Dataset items
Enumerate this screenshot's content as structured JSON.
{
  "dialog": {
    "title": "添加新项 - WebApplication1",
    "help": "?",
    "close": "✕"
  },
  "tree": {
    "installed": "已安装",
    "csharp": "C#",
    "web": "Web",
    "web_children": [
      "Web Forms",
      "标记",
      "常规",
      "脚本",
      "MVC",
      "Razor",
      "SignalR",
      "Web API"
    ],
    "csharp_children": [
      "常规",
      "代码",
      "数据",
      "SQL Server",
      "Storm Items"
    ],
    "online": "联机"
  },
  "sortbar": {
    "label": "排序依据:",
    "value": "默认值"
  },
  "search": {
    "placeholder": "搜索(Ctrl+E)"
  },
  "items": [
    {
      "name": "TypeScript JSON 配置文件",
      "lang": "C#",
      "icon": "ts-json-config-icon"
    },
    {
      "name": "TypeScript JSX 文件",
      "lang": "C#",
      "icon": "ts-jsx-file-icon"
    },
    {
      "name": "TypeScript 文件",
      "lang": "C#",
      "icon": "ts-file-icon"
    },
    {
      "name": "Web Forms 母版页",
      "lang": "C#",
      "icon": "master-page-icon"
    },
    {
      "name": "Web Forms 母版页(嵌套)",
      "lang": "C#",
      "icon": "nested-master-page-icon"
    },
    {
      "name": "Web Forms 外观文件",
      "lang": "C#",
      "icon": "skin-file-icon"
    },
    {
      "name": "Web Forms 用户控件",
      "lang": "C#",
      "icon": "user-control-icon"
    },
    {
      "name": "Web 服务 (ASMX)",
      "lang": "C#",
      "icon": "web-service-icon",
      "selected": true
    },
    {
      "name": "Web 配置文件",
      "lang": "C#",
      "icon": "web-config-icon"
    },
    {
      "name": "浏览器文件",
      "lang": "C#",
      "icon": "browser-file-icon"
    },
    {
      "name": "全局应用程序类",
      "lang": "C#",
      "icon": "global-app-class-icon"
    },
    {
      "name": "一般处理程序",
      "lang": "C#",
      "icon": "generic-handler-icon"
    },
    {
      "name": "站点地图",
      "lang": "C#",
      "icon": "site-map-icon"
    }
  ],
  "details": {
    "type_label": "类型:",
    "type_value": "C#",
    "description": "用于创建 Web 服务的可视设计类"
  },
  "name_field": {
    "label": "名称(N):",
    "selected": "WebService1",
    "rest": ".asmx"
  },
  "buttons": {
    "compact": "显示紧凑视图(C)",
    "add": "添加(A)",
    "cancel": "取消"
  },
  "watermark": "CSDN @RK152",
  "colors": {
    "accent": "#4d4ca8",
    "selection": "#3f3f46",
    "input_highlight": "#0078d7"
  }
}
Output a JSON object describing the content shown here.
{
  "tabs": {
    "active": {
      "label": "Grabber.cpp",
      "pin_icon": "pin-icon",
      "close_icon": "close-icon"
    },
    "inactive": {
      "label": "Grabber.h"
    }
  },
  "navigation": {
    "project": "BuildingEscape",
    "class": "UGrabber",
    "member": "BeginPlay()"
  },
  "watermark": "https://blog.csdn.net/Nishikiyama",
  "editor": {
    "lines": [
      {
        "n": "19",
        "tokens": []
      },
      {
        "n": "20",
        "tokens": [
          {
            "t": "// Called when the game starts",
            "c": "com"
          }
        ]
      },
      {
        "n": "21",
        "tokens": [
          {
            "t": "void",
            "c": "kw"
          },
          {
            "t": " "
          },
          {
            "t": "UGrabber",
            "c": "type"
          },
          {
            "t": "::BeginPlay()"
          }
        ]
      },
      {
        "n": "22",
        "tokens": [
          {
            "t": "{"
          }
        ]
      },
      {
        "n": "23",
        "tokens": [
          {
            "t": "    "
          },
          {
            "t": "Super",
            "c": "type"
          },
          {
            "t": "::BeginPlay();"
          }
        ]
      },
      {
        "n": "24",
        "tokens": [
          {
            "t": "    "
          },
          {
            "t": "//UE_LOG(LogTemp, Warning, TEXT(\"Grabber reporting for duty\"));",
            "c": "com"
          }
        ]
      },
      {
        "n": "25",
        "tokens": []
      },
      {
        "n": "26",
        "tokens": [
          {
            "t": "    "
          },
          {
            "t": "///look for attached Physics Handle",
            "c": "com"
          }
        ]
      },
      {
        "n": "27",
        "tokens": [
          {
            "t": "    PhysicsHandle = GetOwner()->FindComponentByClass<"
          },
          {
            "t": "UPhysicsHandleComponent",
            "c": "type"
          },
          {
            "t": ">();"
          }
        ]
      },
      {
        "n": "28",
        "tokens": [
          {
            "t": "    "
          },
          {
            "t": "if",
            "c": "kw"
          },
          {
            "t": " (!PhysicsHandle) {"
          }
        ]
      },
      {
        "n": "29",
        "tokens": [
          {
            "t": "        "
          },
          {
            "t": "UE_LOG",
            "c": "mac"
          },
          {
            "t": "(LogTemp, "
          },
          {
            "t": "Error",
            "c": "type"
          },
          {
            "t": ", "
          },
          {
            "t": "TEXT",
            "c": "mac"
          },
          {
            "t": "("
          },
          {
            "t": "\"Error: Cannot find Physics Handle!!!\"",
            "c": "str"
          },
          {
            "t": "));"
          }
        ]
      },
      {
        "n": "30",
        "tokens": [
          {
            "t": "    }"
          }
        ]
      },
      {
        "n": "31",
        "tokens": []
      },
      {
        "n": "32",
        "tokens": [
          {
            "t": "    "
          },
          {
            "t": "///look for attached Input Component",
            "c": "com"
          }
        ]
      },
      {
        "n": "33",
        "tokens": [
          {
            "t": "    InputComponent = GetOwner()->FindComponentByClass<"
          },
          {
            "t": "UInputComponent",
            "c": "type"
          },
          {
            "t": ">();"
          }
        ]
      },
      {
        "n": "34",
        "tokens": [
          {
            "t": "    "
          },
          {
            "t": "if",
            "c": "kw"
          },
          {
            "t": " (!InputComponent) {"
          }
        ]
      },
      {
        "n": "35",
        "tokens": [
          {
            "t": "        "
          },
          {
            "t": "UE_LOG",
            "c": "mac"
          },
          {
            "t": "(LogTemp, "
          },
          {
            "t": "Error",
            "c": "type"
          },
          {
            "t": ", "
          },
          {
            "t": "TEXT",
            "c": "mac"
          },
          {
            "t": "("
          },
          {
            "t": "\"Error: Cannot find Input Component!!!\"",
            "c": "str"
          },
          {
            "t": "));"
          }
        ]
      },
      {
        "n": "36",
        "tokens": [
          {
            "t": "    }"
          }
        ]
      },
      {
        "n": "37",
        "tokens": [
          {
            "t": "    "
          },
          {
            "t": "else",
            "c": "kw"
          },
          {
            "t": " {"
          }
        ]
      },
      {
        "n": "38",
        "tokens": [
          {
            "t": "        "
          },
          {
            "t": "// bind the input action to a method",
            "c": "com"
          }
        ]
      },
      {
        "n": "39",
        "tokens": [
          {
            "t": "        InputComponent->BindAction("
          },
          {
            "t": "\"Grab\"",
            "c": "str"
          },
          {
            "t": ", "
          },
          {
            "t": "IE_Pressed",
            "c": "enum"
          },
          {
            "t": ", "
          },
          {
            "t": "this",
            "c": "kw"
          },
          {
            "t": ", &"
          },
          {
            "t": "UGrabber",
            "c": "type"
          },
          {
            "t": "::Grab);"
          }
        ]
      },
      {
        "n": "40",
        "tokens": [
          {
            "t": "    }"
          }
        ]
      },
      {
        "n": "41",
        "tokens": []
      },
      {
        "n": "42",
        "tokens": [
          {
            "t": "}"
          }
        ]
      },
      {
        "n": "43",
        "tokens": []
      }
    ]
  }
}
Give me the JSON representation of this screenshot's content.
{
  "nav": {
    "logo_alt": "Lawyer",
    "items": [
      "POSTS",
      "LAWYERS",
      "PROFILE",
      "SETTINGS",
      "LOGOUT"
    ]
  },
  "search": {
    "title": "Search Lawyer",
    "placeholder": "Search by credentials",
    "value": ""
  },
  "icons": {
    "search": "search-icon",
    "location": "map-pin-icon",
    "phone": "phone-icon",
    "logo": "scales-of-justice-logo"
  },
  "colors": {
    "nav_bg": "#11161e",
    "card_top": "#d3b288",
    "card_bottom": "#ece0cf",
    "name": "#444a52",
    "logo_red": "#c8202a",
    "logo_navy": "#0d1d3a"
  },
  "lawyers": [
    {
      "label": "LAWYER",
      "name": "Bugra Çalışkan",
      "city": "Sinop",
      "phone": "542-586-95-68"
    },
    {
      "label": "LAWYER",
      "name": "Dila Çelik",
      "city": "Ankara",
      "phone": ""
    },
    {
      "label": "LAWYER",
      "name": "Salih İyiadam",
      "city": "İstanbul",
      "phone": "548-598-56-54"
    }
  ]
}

* TASK DETAILS
Copy every line of the listing containing the string "config".

* TASK RESULT
      "icon": "ts-json-config-icon"
      "icon": "web-config-icon"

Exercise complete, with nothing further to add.